* **What to produce**
Keep only the lines of the listing that include the word "providing", and copy them.

* **Stored rows**
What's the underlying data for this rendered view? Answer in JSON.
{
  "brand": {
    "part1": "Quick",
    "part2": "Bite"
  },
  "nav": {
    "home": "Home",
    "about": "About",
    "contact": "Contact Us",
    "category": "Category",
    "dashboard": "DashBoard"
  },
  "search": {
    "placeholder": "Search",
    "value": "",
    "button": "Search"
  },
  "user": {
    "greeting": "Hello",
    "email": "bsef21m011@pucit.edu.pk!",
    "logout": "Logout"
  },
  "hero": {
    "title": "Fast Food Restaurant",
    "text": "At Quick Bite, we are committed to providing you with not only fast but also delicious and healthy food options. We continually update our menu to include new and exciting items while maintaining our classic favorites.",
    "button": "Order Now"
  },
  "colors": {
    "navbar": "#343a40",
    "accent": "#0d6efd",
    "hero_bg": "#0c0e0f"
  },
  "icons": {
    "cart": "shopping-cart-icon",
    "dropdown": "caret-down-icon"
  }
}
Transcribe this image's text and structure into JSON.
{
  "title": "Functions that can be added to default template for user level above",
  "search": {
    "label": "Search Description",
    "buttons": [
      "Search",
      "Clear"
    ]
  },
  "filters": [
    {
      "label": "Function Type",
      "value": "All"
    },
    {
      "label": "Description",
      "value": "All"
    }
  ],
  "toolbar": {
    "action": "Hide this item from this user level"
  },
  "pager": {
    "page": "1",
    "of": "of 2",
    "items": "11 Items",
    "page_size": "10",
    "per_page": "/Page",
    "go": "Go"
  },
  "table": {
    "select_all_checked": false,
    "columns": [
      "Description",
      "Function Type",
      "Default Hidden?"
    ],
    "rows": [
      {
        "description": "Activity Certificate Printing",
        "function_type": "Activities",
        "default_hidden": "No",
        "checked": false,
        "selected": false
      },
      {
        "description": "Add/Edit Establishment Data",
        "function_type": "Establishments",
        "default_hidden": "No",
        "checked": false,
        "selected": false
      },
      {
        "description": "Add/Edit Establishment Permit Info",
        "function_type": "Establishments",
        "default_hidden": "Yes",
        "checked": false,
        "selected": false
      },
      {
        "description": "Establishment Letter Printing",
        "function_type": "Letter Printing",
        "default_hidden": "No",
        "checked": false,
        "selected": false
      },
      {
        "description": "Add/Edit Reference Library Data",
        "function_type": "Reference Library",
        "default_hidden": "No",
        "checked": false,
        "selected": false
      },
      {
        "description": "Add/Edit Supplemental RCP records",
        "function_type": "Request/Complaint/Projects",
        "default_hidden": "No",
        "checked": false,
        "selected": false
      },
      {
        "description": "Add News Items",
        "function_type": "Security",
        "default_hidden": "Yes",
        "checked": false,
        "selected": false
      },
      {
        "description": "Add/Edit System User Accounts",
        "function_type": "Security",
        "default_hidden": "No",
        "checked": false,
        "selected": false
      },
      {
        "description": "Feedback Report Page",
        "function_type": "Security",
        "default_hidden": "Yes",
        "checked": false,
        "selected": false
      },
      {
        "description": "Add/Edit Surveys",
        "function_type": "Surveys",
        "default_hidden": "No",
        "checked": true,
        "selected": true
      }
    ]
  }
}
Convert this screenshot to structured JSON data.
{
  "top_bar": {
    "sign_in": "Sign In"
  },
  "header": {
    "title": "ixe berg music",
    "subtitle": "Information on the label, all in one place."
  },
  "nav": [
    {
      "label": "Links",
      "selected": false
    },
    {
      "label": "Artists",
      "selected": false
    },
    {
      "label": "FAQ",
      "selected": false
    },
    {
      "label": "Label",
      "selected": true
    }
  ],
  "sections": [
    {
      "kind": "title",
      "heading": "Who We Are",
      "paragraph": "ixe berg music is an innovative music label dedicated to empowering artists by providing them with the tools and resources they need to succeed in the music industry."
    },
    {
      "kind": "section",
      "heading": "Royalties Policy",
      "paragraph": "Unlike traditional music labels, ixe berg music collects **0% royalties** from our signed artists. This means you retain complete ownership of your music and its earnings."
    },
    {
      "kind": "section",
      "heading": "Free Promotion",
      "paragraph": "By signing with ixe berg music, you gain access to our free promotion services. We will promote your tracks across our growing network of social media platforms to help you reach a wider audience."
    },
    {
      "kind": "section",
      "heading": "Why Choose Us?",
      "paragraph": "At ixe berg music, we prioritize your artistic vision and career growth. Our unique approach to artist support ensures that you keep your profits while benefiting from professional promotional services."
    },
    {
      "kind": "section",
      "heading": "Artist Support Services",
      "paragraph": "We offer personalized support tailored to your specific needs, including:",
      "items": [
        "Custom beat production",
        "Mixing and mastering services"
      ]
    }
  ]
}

* **Exercise output**
    "text": "At Quick Bite, we are committed to providing you with not only fast but also delicious and healthy food options. We continually update our menu to include new and exciting items while maintaining our classic favorites.",
      "paragraph": "ixe berg music is an innovative music label dedicated to empowering artists by providing them with the tools and resources they need to succeed in the music industry."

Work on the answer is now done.